Select all lines with the string "Retail" in them, and copy those lines.
── Entries
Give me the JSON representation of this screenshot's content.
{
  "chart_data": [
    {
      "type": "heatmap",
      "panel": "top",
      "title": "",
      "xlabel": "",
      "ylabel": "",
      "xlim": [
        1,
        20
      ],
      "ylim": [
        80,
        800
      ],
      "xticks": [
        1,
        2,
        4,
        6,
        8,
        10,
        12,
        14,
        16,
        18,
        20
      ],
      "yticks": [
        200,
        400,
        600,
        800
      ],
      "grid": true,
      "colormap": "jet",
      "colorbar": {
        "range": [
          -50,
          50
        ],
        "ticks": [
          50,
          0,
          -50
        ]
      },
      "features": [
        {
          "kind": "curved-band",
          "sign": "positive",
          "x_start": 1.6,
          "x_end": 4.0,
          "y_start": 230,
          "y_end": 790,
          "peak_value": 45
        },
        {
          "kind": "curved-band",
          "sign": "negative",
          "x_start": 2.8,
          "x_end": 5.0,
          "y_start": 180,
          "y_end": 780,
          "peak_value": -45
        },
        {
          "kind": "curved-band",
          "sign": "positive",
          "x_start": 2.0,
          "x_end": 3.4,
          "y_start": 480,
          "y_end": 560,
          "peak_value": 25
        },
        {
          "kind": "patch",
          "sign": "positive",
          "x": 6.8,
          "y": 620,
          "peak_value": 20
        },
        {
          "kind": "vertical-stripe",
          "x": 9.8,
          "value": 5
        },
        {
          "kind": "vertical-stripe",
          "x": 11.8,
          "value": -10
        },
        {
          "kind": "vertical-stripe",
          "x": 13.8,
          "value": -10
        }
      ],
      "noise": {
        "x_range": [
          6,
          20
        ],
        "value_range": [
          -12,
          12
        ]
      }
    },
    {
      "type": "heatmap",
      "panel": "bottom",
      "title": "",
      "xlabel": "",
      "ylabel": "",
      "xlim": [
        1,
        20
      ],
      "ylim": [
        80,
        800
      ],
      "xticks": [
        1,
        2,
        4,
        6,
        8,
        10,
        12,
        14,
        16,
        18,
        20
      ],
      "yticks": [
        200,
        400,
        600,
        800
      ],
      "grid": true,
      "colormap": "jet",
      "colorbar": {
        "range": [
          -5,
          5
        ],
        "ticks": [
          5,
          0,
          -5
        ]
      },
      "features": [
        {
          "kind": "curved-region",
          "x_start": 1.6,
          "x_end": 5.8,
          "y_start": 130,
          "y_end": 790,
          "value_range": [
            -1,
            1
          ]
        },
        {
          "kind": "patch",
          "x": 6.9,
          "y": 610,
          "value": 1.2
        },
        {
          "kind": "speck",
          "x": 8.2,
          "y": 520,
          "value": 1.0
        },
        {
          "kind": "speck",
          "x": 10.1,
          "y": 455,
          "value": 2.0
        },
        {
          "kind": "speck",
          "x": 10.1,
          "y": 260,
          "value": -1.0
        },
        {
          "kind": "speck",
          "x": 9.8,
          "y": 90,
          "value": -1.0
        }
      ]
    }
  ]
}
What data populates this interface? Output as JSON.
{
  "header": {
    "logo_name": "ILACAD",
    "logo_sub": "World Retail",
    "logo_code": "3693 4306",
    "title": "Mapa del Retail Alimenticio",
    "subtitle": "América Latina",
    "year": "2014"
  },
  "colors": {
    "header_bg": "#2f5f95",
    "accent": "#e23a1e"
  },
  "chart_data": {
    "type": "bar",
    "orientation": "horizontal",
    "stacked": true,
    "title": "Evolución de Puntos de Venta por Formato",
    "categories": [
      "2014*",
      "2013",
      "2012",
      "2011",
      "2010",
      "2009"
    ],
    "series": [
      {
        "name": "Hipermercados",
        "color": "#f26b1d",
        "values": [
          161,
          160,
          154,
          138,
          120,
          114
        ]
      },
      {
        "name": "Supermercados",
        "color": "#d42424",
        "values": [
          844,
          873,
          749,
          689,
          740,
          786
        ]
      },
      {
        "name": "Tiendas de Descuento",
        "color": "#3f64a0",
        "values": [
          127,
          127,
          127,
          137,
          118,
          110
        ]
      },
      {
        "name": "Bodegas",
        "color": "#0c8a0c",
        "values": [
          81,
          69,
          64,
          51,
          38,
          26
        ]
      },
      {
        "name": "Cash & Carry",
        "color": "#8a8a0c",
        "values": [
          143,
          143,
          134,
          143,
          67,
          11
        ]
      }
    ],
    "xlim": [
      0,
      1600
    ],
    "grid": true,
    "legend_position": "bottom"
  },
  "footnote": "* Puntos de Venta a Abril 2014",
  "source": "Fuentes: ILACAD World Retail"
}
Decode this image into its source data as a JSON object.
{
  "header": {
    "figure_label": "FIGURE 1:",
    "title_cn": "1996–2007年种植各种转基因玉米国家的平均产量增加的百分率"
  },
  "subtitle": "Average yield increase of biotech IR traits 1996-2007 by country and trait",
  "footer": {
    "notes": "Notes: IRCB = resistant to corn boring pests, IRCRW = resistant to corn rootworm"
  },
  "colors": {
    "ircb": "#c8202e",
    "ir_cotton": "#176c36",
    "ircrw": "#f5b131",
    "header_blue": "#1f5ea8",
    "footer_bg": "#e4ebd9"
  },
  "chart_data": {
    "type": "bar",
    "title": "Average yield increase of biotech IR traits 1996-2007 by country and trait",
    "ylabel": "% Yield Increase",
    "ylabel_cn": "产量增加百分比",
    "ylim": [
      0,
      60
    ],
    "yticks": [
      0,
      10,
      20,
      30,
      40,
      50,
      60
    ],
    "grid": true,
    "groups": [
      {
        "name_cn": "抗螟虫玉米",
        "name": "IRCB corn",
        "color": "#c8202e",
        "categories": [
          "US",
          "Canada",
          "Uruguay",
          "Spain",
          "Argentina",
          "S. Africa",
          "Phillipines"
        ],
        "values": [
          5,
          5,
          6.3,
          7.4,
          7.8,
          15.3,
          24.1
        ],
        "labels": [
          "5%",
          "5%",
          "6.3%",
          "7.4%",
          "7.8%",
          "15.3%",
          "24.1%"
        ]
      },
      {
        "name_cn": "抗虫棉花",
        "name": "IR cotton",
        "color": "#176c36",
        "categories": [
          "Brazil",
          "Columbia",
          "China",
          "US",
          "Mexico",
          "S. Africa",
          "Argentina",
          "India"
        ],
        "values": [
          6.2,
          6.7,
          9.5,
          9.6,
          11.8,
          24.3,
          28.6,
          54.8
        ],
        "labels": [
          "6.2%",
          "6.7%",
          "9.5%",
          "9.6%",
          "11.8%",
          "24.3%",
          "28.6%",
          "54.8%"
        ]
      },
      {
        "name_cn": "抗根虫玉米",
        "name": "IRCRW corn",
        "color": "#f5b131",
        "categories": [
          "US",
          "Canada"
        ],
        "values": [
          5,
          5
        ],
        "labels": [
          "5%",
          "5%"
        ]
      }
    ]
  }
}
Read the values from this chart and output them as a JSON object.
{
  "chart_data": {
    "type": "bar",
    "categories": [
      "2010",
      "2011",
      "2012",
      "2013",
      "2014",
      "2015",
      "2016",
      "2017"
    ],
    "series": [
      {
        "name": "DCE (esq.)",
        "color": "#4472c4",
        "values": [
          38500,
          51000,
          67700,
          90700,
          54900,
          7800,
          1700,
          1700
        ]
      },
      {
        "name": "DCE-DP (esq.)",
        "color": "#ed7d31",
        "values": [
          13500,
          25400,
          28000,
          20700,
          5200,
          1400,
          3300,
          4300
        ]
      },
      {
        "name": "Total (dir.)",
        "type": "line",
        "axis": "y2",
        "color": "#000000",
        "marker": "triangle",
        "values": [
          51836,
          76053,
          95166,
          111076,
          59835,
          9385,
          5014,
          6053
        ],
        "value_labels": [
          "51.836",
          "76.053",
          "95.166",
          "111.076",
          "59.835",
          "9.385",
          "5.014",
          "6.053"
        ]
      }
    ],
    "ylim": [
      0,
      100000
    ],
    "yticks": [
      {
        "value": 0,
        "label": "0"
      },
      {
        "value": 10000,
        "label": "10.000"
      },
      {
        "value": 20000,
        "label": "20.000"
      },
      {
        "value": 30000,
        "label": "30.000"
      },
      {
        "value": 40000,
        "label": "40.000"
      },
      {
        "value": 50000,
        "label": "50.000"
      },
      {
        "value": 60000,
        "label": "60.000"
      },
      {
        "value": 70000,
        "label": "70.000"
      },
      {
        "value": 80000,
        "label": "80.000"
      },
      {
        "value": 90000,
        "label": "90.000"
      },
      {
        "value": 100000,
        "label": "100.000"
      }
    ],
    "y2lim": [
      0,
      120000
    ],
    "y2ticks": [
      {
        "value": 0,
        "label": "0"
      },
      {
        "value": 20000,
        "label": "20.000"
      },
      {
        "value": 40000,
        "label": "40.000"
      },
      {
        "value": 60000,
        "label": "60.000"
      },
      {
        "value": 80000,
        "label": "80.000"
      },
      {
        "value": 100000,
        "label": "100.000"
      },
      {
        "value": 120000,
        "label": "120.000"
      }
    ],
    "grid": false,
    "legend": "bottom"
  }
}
────
» **Exercise answer**
    "logo_sub": "World Retail",
    "title": "Mapa del Retail Alimenticio",
  "source": "Fuentes: ILACAD World Retail"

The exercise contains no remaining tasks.